* WHAT IS REQUIRED: The entries need to be copied exactly.

——

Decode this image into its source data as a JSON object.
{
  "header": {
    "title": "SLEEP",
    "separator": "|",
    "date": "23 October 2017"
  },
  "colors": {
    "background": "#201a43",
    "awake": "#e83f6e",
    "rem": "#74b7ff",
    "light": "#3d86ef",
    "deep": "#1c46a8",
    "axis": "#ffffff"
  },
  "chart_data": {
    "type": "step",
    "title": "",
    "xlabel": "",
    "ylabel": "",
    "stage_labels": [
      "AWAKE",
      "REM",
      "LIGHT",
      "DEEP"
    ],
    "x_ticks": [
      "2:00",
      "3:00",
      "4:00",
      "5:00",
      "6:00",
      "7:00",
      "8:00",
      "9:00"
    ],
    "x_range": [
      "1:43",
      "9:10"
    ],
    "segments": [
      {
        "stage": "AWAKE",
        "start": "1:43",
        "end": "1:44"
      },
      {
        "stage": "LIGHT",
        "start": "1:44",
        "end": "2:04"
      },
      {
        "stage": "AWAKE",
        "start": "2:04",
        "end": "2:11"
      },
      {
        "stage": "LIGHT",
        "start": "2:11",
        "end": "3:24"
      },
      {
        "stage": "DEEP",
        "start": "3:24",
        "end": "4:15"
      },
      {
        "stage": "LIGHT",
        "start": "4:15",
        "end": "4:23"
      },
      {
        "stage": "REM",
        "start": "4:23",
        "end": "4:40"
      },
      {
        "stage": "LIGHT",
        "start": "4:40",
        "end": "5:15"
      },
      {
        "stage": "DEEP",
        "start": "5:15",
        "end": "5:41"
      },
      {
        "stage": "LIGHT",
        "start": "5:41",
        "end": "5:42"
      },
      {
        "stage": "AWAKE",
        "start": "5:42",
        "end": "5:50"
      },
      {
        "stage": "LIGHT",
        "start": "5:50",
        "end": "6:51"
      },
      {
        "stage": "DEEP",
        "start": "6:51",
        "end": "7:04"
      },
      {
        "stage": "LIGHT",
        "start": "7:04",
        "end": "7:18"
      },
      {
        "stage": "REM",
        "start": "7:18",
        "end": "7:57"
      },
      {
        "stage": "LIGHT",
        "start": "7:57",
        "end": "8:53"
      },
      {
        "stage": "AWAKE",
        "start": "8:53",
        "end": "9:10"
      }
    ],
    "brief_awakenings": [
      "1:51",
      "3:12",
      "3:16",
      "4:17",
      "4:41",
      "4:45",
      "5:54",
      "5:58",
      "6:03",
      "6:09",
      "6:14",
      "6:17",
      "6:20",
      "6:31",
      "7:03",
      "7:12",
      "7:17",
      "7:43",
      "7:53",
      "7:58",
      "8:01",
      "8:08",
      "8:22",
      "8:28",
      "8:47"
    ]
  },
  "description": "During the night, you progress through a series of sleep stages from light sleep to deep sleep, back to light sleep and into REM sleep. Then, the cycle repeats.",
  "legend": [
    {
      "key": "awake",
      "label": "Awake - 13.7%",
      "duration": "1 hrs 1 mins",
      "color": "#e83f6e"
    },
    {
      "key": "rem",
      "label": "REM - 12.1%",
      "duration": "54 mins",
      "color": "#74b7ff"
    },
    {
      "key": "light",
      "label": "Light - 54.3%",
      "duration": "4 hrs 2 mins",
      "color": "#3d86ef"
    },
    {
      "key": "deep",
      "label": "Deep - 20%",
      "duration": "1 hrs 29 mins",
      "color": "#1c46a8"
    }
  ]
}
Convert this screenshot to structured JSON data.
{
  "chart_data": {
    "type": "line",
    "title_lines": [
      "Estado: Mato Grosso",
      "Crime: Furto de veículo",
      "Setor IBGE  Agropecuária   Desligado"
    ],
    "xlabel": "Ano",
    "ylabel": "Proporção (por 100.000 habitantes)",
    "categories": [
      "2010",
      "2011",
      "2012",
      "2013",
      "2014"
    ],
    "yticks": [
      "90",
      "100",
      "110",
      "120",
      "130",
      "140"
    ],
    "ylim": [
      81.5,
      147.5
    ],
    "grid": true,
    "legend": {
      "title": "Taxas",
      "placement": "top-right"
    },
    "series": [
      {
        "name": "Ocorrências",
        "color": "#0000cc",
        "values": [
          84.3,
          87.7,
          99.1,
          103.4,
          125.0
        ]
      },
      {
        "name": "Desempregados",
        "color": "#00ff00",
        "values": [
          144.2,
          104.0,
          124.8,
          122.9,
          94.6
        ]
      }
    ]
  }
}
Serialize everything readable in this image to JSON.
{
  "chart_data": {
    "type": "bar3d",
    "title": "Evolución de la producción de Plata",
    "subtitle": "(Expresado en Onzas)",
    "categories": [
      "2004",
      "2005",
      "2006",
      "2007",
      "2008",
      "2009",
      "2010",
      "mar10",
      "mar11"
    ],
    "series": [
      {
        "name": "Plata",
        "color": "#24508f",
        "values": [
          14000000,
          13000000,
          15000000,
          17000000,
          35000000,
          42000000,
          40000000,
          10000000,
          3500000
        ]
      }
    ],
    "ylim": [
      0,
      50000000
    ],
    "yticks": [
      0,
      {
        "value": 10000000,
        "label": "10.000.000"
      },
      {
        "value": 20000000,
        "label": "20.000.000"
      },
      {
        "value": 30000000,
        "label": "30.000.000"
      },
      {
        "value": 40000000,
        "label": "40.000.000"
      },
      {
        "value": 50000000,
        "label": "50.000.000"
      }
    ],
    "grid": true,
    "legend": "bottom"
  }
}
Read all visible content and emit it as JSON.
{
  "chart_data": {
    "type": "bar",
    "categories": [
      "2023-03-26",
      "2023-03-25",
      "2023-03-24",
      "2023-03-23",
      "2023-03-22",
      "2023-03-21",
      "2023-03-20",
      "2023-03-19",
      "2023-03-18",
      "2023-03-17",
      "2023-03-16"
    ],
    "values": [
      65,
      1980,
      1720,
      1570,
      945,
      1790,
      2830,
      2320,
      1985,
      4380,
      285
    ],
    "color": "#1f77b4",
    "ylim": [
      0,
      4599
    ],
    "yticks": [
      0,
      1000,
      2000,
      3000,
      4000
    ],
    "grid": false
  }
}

——

* REPLY:
Decode this image into its source data as a JSON object.
{
  "header": {
    "title": "SLEEP",
    "separator": "|",
    "date": "23 October 2017"
  },
  "colors": {
    "background": "#201a43",
    "awake": "#e83f6e",
    "rem": "#74b7ff",
    "light": "#3d86ef",
    "deep": "#1c46a8",
    "axis": "#ffffff"
  },
  "chart_data": {
    "type": "step",
    "title": "",
    "xlabel": "",
    "ylabel": "",
    "stage_labels": [
      "AWAKE",
      "REM",
      "LIGHT",
      "DEEP"
    ],
    "x_ticks": [
      "2:00",
      "3:00",
      "4:00",
      "5:00",
      "6:00",
      "7:00",
      "8:00",
      "9:00"
    ],
    "x_range": [
      "1:43",
      "9:10"
    ],
    "segments": [
      {
        "stage": "AWAKE",
        "start": "1:43",
        "end": "1:44"
      },
      {
        "stage": "LIGHT",
        "start": "1:44",
        "end": "2:04"
      },
      {
        "stage": "AWAKE",
        "start": "2:04",
        "end": "2:11"
      },
      {
        "stage": "LIGHT",
        "start": "2:11",
        "end": "3:24"
      },
      {
        "stage": "DEEP",
        "start": "3:24",
        "end": "4:15"
      },
      {
        "stage": "LIGHT",
        "start": "4:15",
        "end": "4:23"
      },
      {
        "stage": "REM",
        "start": "4:23",
        "end": "4:40"
      },
      {
        "stage": "LIGHT",
        "start": "4:40",
        "end": "5:15"
      },
      {
        "stage": "DEEP",
        "start": "5:15",
        "end": "5:41"
      },
      {
        "stage": "LIGHT",
        "start": "5:41",
        "end": "5:42"
      },
      {
        "stage": "AWAKE",
        "start": "5:42",
        "end": "5:50"
      },
      {
        "stage": "LIGHT",
        "start": "5:50",
        "end": "6:51"
      },
      {
        "stage": "DEEP",
        "start": "6:51",
        "end": "7:04"
      },
      {
        "stage": "LIGHT",
        "start": "7:04",
        "end": "7:18"
      },
      {
        "stage": "REM",
        "start": "7:18",
        "end": "7:57"
      },
      {
        "stage": "LIGHT",
        "start": "7:57",
        "end": "8:53"
      },
      {
        "stage": "AWAKE",
        "start": "8:53",
        "end": "9:10"
      }
    ],
    "brief_awakenings": [
      "1:51",
      "3:12",
      "3:16",
      "4:17",
      "4:41",
      "4:45",
      "5:54",
      "5:58",
      "6:03",
      "6:09",
      "6:14",
      "6:17",
      "6:20",
      "6:31",
      "7:03",
      "7:12",
      "7:17",
      "7:43",
      "7:53",
      "7:58",
      "8:01",
      "8:08",
      "8:22",
      "8:28",
      "8:47"
    ]
  },
  "description": "During the night, you progress through a series of sleep stages from light sleep to deep sleep, back to light sleep and into REM sleep. Then, the cycle repeats.",
  "legend": [
    {
      "key": "awake",
      "label": "Awake - 13.7%",
      "duration": "1 hrs 1 mins",
      "color": "#e83f6e"
    },
    {
      "key": "rem",
      "label": "REM - 12.1%",
      "duration": "54 mins",
      "color": "#74b7ff"
    },
    {
      "key": "light",
      "label": "Light - 54.3%",
      "duration": "4 hrs 2 mins",
      "color": "#3d86ef"
    },
    {
      "key": "deep",
      "label": "Deep - 20%",
      "duration": "1 hrs 29 mins",
      "color": "#1c46a8"
    }
  ]
}
Convert this screenshot to structured JSON data.
{
  "chart_data": {
    "type": "line",
    "title_lines": [
      "Estado: Mato Grosso",
      "Crime: Furto de veículo",
      "Setor IBGE  Agropecuária   Desligado"
    ],
    "xlabel": "Ano",
    "ylabel": "Proporção (por 100.000 habitantes)",
    "categories": [
      "2010",
      "2011",
      "2012",
      "2013",
      "2014"
    ],
    "yticks": [
      "90",
      "100",
      "110",
      "120",
      "130",
      "140"
    ],
    "ylim": [
      81.5,
      147.5
    ],
    "grid": true,
    "legend": {
      "title": "Taxas",
      "placement": "top-right"
    },
    "series": [
      {
        "name": "Ocorrências",
        "color": "#0000cc",
        "values": [
          84.3,
          87.7,
          99.1,
          103.4,
          125.0
        ]
      },
      {
        "name": "Desempregados",
        "color": "#00ff00",
        "values": [
          144.2,
          104.0,
          124.8,
          122.9,
          94.6
        ]
      }
    ]
  }
}
Serialize everything readable in this image to JSON.
{
  "chart_data": {
    "type": "bar3d",
    "title": "Evolución de la producción de Plata",
    "subtitle": "(Expresado en Onzas)",
    "categories": [
      "2004",
      "2005",
      "2006",
      "2007",
      "2008",
      "2009",
      "2010",
      "mar10",
      "mar11"
    ],
    "series": [
      {
        "name": "Plata",
        "color": "#24508f",
        "values": [
          14000000,
          13000000,
          15000000,
          17000000,
          35000000,
          42000000,
          40000000,
          10000000,
          3500000
        ]
      }
    ],
    "ylim": [
      0,
      50000000
    ],
    "yticks": [
      0,
      {
        "value": 10000000,
        "label": "10.000.000"
      },
      {
        "value": 20000000,
        "label": "20.000.000"
      },
      {
        "value": 30000000,
        "label": "30.000.000"
      },
      {
        "value": 40000000,
        "label": "40.000.000"
      },
      {
        "value": 50000000,
        "label": "50.000.000"
      }
    ],
    "grid": true,
    "legend": "bottom"
  }
}
Read all visible content and emit it as JSON.
{
  "chart_data": {
    "type": "bar",
    "categories": [
      "2023-03-26",
      "2023-03-25",
      "2023-03-24",
      "2023-03-23",
      "2023-03-22",
      "2023-03-21",
      "2023-03-20",
      "2023-03-19",
      "2023-03-18",
      "2023-03-17",
      "2023-03-16"
    ],
    "values": [
      65,
      1980,
      1720,
      1570,
      945,
      1790,
      2830,
      2320,
      1985,
      4380,
      285
    ],
    "color": "#1f77b4",
    "ylim": [
      0,
      4599
    ],
    "yticks": [
      0,
      1000,
      2000,
      3000,
      4000
    ],
    "grid": false
  }
}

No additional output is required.